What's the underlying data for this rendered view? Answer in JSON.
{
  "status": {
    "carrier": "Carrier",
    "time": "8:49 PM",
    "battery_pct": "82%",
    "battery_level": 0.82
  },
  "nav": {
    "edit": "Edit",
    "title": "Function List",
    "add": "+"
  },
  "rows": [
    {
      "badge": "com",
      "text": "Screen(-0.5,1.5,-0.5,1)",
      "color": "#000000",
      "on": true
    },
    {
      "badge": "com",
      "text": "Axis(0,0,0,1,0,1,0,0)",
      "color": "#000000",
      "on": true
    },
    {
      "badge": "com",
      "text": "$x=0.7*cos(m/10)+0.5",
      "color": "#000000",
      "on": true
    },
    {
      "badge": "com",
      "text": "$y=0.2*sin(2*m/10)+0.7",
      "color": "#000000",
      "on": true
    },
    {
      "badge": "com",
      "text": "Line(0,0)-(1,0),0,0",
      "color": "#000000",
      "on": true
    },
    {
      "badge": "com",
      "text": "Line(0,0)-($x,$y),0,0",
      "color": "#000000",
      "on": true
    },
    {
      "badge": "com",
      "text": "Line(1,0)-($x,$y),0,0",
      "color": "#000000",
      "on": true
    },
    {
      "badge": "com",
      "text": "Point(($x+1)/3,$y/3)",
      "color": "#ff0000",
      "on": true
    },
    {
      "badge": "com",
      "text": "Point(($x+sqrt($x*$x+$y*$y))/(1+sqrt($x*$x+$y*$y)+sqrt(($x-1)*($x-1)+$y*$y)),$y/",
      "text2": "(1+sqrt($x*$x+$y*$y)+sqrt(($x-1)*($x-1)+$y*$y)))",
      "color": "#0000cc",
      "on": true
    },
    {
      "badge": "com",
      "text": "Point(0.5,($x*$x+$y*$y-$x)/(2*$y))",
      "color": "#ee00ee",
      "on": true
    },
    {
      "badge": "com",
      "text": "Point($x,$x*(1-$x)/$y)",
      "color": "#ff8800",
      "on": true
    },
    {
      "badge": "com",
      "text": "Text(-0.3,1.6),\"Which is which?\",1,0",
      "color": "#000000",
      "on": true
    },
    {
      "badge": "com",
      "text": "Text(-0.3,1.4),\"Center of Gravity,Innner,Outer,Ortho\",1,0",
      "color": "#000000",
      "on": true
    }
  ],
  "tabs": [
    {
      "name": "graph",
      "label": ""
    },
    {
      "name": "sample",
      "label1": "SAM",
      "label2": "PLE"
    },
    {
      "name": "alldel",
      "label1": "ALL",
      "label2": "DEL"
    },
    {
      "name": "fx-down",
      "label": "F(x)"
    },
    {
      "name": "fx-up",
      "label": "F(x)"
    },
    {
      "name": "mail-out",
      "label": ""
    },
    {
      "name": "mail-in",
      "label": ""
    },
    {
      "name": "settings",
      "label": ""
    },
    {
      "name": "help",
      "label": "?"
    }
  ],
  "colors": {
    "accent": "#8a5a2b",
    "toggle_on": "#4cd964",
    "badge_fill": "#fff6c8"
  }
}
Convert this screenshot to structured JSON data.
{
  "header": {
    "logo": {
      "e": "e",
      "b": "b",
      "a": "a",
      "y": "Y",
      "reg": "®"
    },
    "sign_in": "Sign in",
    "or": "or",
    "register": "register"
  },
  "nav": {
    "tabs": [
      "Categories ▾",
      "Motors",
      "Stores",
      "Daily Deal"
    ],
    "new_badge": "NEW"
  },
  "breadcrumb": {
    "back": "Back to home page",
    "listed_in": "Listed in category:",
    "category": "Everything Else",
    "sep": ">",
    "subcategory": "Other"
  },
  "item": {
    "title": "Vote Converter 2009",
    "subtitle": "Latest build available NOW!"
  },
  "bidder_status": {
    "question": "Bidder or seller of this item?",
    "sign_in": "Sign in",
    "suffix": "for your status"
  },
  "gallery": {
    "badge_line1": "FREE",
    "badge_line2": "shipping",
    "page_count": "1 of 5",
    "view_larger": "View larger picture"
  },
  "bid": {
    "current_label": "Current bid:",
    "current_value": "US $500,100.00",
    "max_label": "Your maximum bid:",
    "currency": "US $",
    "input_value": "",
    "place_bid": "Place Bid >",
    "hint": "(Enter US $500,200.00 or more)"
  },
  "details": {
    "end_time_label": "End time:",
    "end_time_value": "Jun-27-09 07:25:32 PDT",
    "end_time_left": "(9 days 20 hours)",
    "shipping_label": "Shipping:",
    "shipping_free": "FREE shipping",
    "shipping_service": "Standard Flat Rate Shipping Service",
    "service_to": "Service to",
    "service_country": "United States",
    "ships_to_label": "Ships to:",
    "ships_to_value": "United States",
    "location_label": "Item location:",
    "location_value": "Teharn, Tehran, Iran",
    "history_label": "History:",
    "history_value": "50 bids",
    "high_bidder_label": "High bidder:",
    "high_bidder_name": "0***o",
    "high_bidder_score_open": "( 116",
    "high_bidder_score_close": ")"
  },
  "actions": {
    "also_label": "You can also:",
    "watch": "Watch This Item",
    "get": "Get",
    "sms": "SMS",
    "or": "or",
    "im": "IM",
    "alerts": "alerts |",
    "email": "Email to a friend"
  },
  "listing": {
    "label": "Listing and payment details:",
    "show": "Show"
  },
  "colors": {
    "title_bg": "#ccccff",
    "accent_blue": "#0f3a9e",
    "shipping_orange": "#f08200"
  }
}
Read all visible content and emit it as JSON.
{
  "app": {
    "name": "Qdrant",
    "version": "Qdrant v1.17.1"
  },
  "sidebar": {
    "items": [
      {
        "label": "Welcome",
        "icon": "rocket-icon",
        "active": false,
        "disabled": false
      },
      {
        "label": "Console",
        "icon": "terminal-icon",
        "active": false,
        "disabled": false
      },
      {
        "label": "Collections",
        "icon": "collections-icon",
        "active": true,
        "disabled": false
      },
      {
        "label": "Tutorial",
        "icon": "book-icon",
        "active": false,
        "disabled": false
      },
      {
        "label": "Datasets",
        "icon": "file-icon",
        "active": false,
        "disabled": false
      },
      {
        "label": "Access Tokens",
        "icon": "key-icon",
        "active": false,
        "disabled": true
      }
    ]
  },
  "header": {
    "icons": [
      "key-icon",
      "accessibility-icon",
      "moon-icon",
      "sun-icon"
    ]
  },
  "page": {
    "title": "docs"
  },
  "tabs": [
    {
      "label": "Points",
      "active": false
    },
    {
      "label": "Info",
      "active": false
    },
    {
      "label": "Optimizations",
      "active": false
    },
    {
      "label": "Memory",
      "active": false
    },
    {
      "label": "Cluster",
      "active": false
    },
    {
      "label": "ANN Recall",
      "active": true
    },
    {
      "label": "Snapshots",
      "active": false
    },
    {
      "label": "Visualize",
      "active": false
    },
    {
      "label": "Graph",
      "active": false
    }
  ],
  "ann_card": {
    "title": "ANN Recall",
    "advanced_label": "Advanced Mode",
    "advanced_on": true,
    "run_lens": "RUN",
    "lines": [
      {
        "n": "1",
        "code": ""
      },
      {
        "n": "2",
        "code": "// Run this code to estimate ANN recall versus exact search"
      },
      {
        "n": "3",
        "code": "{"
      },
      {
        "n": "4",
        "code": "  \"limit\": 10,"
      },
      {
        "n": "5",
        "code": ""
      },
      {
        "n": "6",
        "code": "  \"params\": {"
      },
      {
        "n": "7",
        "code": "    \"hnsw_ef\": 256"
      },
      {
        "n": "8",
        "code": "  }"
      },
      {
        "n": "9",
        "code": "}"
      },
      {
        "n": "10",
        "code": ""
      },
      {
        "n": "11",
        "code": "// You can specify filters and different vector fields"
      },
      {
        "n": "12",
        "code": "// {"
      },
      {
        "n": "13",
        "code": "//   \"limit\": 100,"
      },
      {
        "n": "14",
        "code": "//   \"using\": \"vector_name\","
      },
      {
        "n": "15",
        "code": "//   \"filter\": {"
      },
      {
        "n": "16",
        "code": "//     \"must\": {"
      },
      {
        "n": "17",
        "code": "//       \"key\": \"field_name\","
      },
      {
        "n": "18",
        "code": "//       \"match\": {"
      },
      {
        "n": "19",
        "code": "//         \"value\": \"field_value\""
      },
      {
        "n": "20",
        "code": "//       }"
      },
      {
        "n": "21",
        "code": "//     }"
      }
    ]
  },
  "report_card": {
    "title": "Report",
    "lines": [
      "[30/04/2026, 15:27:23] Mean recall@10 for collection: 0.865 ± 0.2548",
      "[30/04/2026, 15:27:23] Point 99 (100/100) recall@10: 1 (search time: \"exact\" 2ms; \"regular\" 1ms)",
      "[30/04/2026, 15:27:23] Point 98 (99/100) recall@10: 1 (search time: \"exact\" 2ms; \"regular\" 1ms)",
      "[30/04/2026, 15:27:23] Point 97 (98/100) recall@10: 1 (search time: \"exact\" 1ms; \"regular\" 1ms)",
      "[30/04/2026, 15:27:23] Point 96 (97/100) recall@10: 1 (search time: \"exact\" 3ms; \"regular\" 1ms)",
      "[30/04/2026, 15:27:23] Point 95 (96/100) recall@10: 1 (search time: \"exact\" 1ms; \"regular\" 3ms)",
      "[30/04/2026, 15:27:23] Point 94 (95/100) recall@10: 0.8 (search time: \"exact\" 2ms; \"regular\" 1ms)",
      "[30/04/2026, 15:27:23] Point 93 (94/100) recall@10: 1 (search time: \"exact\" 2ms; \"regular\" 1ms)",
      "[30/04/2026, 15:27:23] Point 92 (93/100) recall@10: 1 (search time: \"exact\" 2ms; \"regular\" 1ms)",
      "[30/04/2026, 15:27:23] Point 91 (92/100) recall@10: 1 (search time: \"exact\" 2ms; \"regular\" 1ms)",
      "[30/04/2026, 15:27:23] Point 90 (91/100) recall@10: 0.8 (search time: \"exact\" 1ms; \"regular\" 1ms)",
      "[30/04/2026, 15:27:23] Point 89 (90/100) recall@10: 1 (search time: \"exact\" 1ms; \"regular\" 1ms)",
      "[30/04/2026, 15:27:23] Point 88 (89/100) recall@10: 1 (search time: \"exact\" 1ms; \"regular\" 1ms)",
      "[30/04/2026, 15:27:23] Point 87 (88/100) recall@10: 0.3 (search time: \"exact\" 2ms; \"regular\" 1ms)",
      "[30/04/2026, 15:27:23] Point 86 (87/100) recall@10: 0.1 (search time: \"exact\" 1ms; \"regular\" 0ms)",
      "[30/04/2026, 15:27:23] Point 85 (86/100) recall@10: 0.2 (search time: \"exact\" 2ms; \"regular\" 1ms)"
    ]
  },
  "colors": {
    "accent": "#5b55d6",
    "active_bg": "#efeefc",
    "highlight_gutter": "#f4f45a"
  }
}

OBJECTIVE —
Filter the records above for "sqrt" and copy every matching line.

EXERCISE RESPONSE —
      "text": "Point(($x+sqrt($x*$x+$y*$y))/(1+sqrt($x*$x+$y*$y)+sqrt(($x-1)*($x-1)+$y*$y)),$y/",
      "text2": "(1+sqrt($x*$x+$y*$y)+sqrt(($x-1)*($x-1)+$y*$y)))",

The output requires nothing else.